Task statement:
Answer these from the post about a relationship coming to an end.
1. How long has the writer been with the boyfriend?
2. Around what time did he leave the graduation party?
3. What kind of apartment does the writer live in?
** Opening Passage for review block **
I have therapy sessions regularly but have trouble finding a good one that I can click with. I am writing here to ask for support and guidance.
I am mainly stressed at the moment because I’m towards the end of my course. I need to complete my assignments to graduate on time, and find a job for next year while my relationship is coming to an end.
I have been with my boyfriend for 1.5 years and I have struggled to trust him after I found out he lied many times. He also cheated on me emotionally by putting a woman friend first and disclosing himself more to her. It took him over a year to be direct and talk to her to cut off the friendship as it crossed boundaries so many times. I was suffering mentally because of what he did.
He promised to change and stay committed to our relationship. He changed and has been treating me better, but I am still struggling to overcome what happened.
Last week, he went to a party that the woman friend was also there. I knew so I decided to avoid it by cutting contact with him. I was anxious about my own thoughts and also trying to be rational not to control him. It was his graduation party so he should go and enjoy himself. He went home from the party around 10:30pm and asked to stay at my place because it took him over 2 hours to go back to his place. He has been very stressed about work so he needed me to let him stay to ‘support’ him. I refused cause I wanted to avoid my feelings getting triggered (they already did at that time). I already told him before that I was very tired and would have an early night to go to work the next day so he stayed over and would interrupt my sleep (I stay in a studio apartment). He got angry and told me that I was selfish and disgraceful since he had to go home around 1am cause I didn’t let him stay over. I decided to break up with him after that because I couldn’t really deal with all the stress this relationship brought me. And I also feel that he was taking advantage of me because the next day he also took the two-hour train to go to have a coffee with his group of friends which has the girl in there. He told me that he sensed that the girl would not be there that’s why he went.
** Closing Passage for review block **
** Opening Dataset excerpts block **
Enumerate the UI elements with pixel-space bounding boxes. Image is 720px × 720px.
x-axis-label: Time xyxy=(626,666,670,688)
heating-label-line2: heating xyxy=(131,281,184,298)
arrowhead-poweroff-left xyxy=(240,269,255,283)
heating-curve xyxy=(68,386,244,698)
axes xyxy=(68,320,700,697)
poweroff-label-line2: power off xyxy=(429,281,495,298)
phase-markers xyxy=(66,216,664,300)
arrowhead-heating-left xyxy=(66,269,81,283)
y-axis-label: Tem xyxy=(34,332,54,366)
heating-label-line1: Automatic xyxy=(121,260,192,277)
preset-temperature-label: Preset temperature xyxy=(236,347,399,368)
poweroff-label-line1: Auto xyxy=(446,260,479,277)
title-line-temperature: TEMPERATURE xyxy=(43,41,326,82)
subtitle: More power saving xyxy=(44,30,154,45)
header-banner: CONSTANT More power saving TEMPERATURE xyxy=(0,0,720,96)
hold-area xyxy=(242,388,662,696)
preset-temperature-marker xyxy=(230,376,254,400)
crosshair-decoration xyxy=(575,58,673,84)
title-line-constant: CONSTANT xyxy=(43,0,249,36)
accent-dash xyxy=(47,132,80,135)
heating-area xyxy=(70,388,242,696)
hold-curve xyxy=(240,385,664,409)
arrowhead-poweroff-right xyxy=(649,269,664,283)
** Closing Dataset excerpts block **
Task answer:
1. 1.5 years.
2. Around 10:30pm.
3. A studio apartment.